Set down the records once more, please, exactly and with the pictures left out.

▶ DATA:
- - - - -

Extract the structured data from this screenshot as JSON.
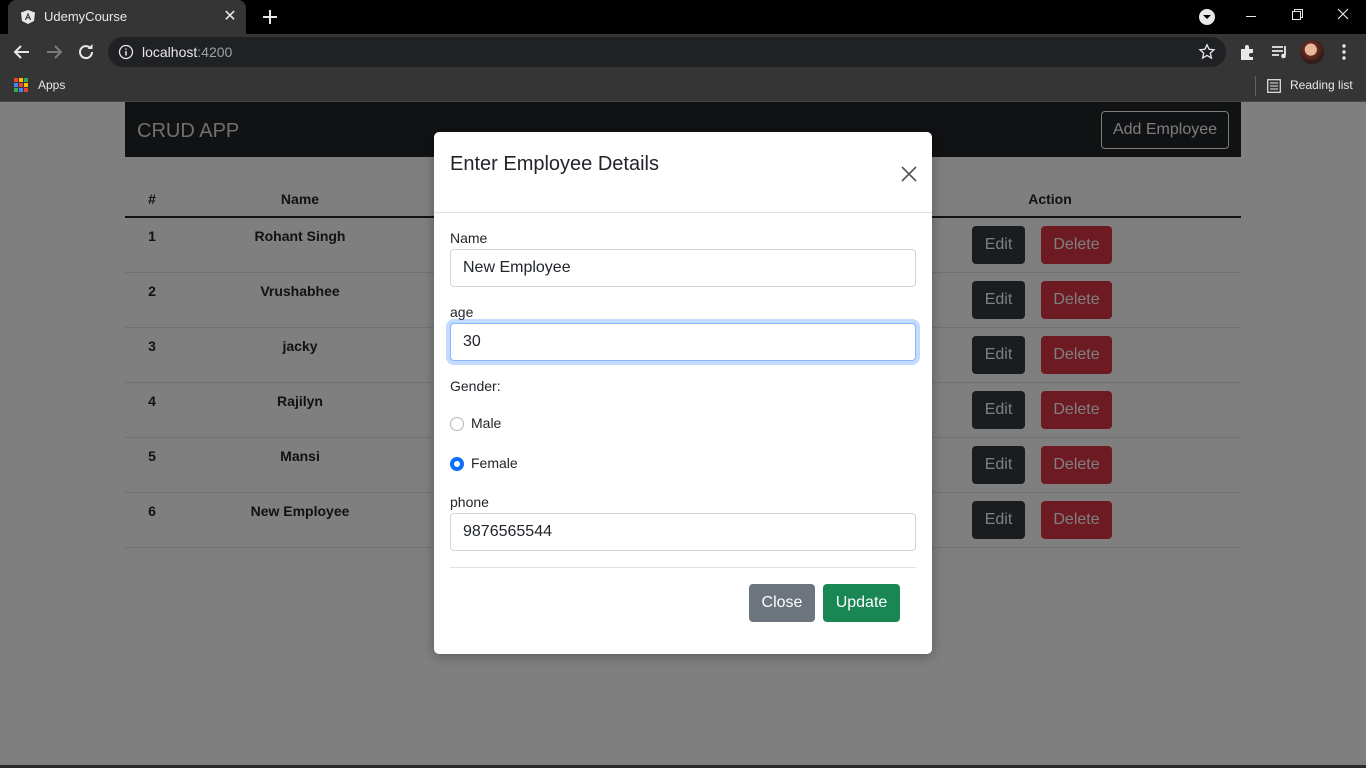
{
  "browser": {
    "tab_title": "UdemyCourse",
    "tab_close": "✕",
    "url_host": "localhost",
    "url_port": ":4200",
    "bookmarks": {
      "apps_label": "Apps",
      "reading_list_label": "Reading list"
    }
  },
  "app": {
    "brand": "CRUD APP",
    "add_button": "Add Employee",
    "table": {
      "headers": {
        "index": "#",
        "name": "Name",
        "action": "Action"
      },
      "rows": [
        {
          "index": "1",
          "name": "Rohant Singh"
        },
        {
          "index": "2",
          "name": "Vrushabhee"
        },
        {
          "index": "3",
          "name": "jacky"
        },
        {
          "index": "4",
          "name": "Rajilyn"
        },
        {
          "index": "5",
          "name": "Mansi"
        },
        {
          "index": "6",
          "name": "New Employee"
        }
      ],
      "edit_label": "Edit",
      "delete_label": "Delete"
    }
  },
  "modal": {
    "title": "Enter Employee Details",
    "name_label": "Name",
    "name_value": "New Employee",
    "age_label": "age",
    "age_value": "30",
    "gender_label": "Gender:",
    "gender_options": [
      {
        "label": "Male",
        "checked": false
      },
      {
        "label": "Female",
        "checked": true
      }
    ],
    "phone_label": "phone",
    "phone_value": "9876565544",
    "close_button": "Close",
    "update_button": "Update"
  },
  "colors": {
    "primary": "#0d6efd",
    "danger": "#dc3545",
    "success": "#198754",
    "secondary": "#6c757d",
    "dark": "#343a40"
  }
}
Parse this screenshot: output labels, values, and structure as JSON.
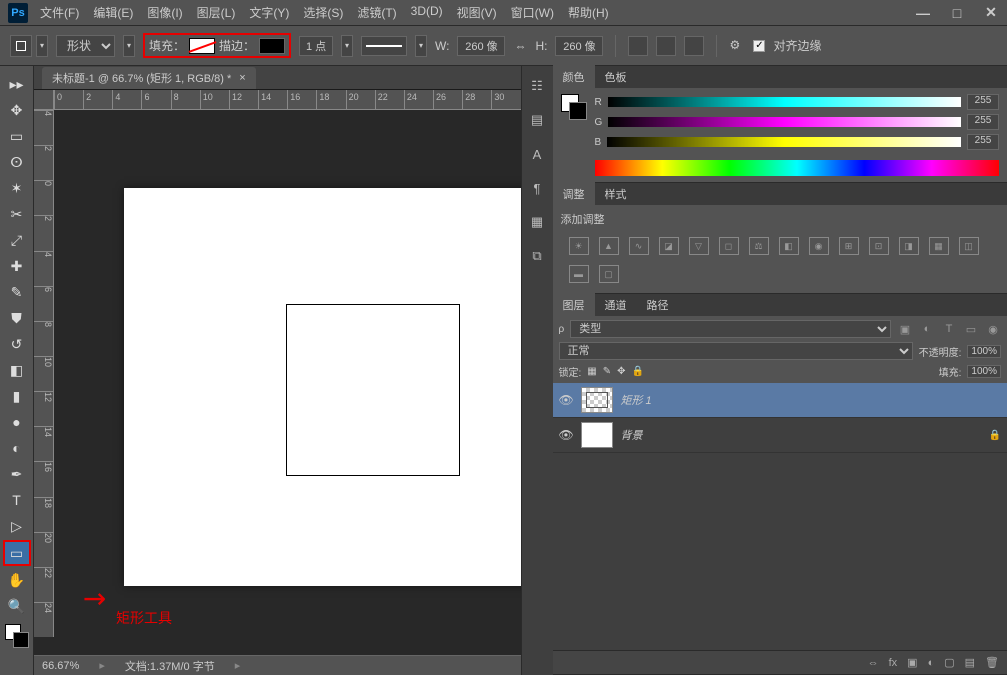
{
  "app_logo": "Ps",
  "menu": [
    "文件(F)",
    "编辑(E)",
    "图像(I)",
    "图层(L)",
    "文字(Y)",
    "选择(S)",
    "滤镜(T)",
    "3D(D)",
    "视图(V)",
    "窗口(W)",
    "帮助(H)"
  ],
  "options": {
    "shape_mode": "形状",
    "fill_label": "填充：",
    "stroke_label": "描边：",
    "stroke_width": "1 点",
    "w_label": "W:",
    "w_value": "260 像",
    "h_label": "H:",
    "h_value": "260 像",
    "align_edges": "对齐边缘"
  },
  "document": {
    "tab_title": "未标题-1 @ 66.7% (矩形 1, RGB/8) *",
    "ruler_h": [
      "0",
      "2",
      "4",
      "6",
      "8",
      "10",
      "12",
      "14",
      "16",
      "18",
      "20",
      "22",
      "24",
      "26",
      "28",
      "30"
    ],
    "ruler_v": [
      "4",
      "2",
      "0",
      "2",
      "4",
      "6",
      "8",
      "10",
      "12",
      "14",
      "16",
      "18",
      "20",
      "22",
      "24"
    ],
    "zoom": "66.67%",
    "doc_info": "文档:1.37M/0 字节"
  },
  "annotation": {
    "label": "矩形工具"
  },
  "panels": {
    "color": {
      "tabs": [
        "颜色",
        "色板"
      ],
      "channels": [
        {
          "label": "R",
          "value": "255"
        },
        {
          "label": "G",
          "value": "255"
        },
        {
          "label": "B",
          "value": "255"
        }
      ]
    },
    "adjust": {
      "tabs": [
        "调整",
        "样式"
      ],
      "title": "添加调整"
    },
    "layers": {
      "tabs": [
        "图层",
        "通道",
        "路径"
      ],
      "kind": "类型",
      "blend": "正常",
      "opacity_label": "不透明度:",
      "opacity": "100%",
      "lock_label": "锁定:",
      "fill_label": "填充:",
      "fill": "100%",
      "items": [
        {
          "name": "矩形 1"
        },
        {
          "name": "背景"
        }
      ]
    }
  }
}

- - - - -

▶ ANSWER TO THIS TASK:
Extract the structured data from this screenshot as JSON.
{
  "browser": {
    "tab_title": "UdemyCourse",
    "tab_close": "✕",
    "url_host": "localhost",
    "url_port": ":4200",
    "bookmarks": {
      "apps_label": "Apps",
      "reading_list_label": "Reading list"
    }
  },
  "app": {
    "brand": "CRUD APP",
    "add_button": "Add Employee",
    "table": {
      "headers": {
        "index": "#",
        "name": "Name",
        "action": "Action"
      },
      "rows": [
        {
          "index": "1",
          "name": "Rohant Singh"
        },
        {
          "index": "2",
          "name": "Vrushabhee"
        },
        {
          "index": "3",
          "name": "jacky"
        },
        {
          "index": "4",
          "name": "Rajilyn"
        },
        {
          "index": "5",
          "name": "Mansi"
        },
        {
          "index": "6",
          "name": "New Employee"
        }
      ],
      "edit_label": "Edit",
      "delete_label": "Delete"
    }
  },
  "modal": {
    "title": "Enter Employee Details",
    "name_label": "Name",
    "name_value": "New Employee",
    "age_label": "age",
    "age_value": "30",
    "gender_label": "Gender:",
    "gender_options": [
      {
        "label": "Male",
        "checked": false
      },
      {
        "label": "Female",
        "checked": true
      }
    ],
    "phone_label": "phone",
    "phone_value": "9876565544",
    "close_button": "Close",
    "update_button": "Update"
  },
  "colors": {
    "primary": "#0d6efd",
    "danger": "#dc3545",
    "success": "#198754",
    "secondary": "#6c757d",
    "dark": "#343a40"
  }
}
Parse this screenshot: output labels, values, and structure as JSON.
{
  "app_logo": "Ps",
  "menu": [
    "文件(F)",
    "编辑(E)",
    "图像(I)",
    "图层(L)",
    "文字(Y)",
    "选择(S)",
    "滤镜(T)",
    "3D(D)",
    "视图(V)",
    "窗口(W)",
    "帮助(H)"
  ],
  "options": {
    "shape_mode": "形状",
    "fill_label": "填充：",
    "stroke_label": "描边：",
    "stroke_width": "1 点",
    "w_label": "W:",
    "w_value": "260 像",
    "h_label": "H:",
    "h_value": "260 像",
    "align_edges": "对齐边缘"
  },
  "document": {
    "tab_title": "未标题-1 @ 66.7% (矩形 1, RGB/8) *",
    "ruler_h": [
      "0",
      "2",
      "4",
      "6",
      "8",
      "10",
      "12",
      "14",
      "16",
      "18",
      "20",
      "22",
      "24",
      "26",
      "28",
      "30"
    ],
    "ruler_v": [
      "4",
      "2",
      "0",
      "2",
      "4",
      "6",
      "8",
      "10",
      "12",
      "14",
      "16",
      "18",
      "20",
      "22",
      "24"
    ],
    "zoom": "66.67%",
    "doc_info": "文档:1.37M/0 字节"
  },
  "annotation": {
    "label": "矩形工具"
  },
  "panels": {
    "color": {
      "tabs": [
        "颜色",
        "色板"
      ],
      "channels": [
        {
          "label": "R",
          "value": "255"
        },
        {
          "label": "G",
          "value": "255"
        },
        {
          "label": "B",
          "value": "255"
        }
      ]
    },
    "adjust": {
      "tabs": [
        "调整",
        "样式"
      ],
      "title": "添加调整"
    },
    "layers": {
      "tabs": [
        "图层",
        "通道",
        "路径"
      ],
      "kind": "类型",
      "blend": "正常",
      "opacity_label": "不透明度:",
      "opacity": "100%",
      "lock_label": "锁定:",
      "fill_label": "填充:",
      "fill": "100%",
      "items": [
        {
          "name": "矩形 1"
        },
        {
          "name": "背景"
        }
      ]
    }
  }
}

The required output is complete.